>> Begin Records for this exercise
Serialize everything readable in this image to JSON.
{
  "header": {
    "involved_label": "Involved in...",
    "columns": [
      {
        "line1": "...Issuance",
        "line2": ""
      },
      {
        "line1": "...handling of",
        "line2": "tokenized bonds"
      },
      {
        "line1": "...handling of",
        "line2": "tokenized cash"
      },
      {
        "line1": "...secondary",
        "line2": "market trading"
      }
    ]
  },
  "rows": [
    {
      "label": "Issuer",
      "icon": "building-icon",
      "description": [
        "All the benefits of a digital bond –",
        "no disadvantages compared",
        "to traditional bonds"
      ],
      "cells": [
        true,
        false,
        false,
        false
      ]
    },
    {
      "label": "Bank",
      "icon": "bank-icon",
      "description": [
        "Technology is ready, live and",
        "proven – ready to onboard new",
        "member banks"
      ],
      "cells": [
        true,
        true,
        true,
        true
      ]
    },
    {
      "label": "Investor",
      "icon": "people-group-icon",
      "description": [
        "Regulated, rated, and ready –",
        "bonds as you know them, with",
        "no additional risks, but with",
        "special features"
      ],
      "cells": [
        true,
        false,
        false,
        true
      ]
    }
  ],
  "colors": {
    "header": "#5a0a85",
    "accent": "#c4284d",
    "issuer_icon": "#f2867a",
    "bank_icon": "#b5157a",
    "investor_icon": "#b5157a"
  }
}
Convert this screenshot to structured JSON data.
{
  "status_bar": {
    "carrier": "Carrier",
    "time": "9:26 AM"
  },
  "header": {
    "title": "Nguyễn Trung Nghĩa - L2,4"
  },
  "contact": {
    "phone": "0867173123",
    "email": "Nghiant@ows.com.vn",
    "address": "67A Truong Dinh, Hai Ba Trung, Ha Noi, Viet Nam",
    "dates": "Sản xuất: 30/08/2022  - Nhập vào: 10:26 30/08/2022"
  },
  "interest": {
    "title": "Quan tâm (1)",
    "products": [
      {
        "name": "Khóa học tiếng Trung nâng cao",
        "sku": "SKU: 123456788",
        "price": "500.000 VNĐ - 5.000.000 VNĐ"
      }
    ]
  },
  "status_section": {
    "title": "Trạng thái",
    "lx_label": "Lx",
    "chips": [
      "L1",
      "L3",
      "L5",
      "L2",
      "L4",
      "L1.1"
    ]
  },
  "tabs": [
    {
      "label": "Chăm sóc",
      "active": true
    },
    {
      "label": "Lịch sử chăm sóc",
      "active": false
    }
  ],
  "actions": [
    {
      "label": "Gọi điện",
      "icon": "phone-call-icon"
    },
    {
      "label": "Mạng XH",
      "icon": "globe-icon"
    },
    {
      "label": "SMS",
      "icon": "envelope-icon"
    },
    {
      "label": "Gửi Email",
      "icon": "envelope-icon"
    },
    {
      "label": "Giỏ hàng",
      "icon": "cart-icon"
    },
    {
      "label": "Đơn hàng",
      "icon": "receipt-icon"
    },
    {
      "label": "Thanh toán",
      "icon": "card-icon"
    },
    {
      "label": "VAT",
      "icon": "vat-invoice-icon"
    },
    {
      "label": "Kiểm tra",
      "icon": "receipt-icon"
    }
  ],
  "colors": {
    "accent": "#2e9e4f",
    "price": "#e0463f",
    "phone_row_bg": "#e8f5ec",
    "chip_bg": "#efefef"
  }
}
>> End Records for this exercise
> [Problem details]
Return every record above exactly as it appears.

> [Solution]
Serialize everything readable in this image to JSON.
{
  "header": {
    "involved_label": "Involved in...",
    "columns": [
      {
        "line1": "...Issuance",
        "line2": ""
      },
      {
        "line1": "...handling of",
        "line2": "tokenized bonds"
      },
      {
        "line1": "...handling of",
        "line2": "tokenized cash"
      },
      {
        "line1": "...secondary",
        "line2": "market trading"
      }
    ]
  },
  "rows": [
    {
      "label": "Issuer",
      "icon": "building-icon",
      "description": [
        "All the benefits of a digital bond –",
        "no disadvantages compared",
        "to traditional bonds"
      ],
      "cells": [
        true,
        false,
        false,
        false
      ]
    },
    {
      "label": "Bank",
      "icon": "bank-icon",
      "description": [
        "Technology is ready, live and",
        "proven – ready to onboard new",
        "member banks"
      ],
      "cells": [
        true,
        true,
        true,
        true
      ]
    },
    {
      "label": "Investor",
      "icon": "people-group-icon",
      "description": [
        "Regulated, rated, and ready –",
        "bonds as you know them, with",
        "no additional risks, but with",
        "special features"
      ],
      "cells": [
        true,
        false,
        false,
        true
      ]
    }
  ],
  "colors": {
    "header": "#5a0a85",
    "accent": "#c4284d",
    "issuer_icon": "#f2867a",
    "bank_icon": "#b5157a",
    "investor_icon": "#b5157a"
  }
}
Convert this screenshot to structured JSON data.
{
  "status_bar": {
    "carrier": "Carrier",
    "time": "9:26 AM"
  },
  "header": {
    "title": "Nguyễn Trung Nghĩa - L2,4"
  },
  "contact": {
    "phone": "0867173123",
    "email": "Nghiant@ows.com.vn",
    "address": "67A Truong Dinh, Hai Ba Trung, Ha Noi, Viet Nam",
    "dates": "Sản xuất: 30/08/2022  - Nhập vào: 10:26 30/08/2022"
  },
  "interest": {
    "title": "Quan tâm (1)",
    "products": [
      {
        "name": "Khóa học tiếng Trung nâng cao",
        "sku": "SKU: 123456788",
        "price": "500.000 VNĐ - 5.000.000 VNĐ"
      }
    ]
  },
  "status_section": {
    "title": "Trạng thái",
    "lx_label": "Lx",
    "chips": [
      "L1",
      "L3",
      "L5",
      "L2",
      "L4",
      "L1.1"
    ]
  },
  "tabs": [
    {
      "label": "Chăm sóc",
      "active": true
    },
    {
      "label": "Lịch sử chăm sóc",
      "active": false
    }
  ],
  "actions": [
    {
      "label": "Gọi điện",
      "icon": "phone-call-icon"
    },
    {
      "label": "Mạng XH",
      "icon": "globe-icon"
    },
    {
      "label": "SMS",
      "icon": "envelope-icon"
    },
    {
      "label": "Gửi Email",
      "icon": "envelope-icon"
    },
    {
      "label": "Giỏ hàng",
      "icon": "cart-icon"
    },
    {
      "label": "Đơn hàng",
      "icon": "receipt-icon"
    },
    {
      "label": "Thanh toán",
      "icon": "card-icon"
    },
    {
      "label": "VAT",
      "icon": "vat-invoice-icon"
    },
    {
      "label": "Kiểm tra",
      "icon": "receipt-icon"
    }
  ],
  "colors": {
    "accent": "#2e9e4f",
    "price": "#e0463f",
    "phone_row_bg": "#e8f5ec",
    "chip_bg": "#efefef"
  }
}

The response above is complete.